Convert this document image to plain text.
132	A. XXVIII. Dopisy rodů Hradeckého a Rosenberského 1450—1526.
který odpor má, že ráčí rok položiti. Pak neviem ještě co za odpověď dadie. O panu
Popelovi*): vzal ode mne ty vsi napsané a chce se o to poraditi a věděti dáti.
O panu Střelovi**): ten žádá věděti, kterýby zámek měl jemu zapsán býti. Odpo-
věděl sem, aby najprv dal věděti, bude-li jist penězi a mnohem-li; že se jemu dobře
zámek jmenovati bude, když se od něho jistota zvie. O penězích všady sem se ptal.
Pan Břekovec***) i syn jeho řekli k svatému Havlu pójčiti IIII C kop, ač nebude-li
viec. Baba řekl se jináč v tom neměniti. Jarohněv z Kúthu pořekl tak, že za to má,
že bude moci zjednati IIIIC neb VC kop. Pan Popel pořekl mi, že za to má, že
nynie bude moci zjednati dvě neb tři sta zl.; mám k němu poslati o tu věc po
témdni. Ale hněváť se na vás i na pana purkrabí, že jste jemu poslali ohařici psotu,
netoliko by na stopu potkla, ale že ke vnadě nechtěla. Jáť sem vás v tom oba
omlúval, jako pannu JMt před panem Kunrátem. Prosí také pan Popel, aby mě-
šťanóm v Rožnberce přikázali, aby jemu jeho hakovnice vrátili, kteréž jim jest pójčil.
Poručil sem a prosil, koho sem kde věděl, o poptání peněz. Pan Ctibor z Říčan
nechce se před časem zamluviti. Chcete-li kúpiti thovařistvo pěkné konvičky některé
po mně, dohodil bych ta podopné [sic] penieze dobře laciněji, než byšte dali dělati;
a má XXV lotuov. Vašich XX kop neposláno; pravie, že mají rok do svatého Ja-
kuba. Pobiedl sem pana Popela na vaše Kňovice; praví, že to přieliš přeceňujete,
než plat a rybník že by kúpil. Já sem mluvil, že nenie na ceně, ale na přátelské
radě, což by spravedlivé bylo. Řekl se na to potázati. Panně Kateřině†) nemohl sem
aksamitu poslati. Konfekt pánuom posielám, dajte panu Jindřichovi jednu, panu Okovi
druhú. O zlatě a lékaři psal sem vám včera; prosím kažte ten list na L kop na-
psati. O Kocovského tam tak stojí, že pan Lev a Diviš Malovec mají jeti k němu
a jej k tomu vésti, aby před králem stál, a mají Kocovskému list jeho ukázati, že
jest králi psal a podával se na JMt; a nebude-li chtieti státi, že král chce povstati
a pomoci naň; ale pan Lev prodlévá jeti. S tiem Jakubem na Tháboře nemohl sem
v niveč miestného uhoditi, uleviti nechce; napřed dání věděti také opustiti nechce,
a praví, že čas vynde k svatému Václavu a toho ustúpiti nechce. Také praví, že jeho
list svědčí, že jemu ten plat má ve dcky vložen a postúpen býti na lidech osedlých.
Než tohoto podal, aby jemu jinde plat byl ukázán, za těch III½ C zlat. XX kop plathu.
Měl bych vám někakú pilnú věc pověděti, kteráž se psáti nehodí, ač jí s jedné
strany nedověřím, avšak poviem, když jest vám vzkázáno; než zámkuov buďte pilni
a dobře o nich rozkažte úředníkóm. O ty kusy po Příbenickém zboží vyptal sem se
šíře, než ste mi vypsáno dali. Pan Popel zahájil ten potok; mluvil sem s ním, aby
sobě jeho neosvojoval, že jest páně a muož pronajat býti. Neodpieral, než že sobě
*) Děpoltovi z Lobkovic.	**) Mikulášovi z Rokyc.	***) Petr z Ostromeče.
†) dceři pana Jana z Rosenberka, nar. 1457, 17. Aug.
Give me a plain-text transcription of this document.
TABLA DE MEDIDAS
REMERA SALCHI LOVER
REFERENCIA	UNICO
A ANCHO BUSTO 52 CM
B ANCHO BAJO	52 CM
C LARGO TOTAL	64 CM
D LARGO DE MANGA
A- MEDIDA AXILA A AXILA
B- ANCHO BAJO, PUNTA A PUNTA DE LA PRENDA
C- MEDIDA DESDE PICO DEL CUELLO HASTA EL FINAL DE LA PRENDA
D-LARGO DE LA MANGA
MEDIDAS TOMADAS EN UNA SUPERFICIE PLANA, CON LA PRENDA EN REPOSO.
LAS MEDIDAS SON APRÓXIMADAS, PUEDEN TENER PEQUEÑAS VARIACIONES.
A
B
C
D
* * * * * * *
* Aim of the task
Repeat exactly, and only, the lines from the one containing "Give me a plain-text" through the end of the material.

* Exercise answer
Give me a plain-text transcription of this document.
TABLA DE MEDIDAS
REMERA SALCHI LOVER
REFERENCIA	UNICO
A ANCHO BUSTO 52 CM
B ANCHO BAJO	52 CM
C LARGO TOTAL	64 CM
D LARGO DE MANGA
A- MEDIDA AXILA A AXILA
B- ANCHO BAJO, PUNTA A PUNTA DE LA PRENDA
C- MEDIDA DESDE PICO DEL CUELLO HASTA EL FINAL DE LA PRENDA
D-LARGO DE LA MANGA
MEDIDAS TOMADAS EN UNA SUPERFICIE PLANA, CON LA PRENDA EN REPOSO.
LAS MEDIDAS SON APRÓXIMADAS, PUEDEN TENER PEQUEÑAS VARIACIONES.
A
B
C
D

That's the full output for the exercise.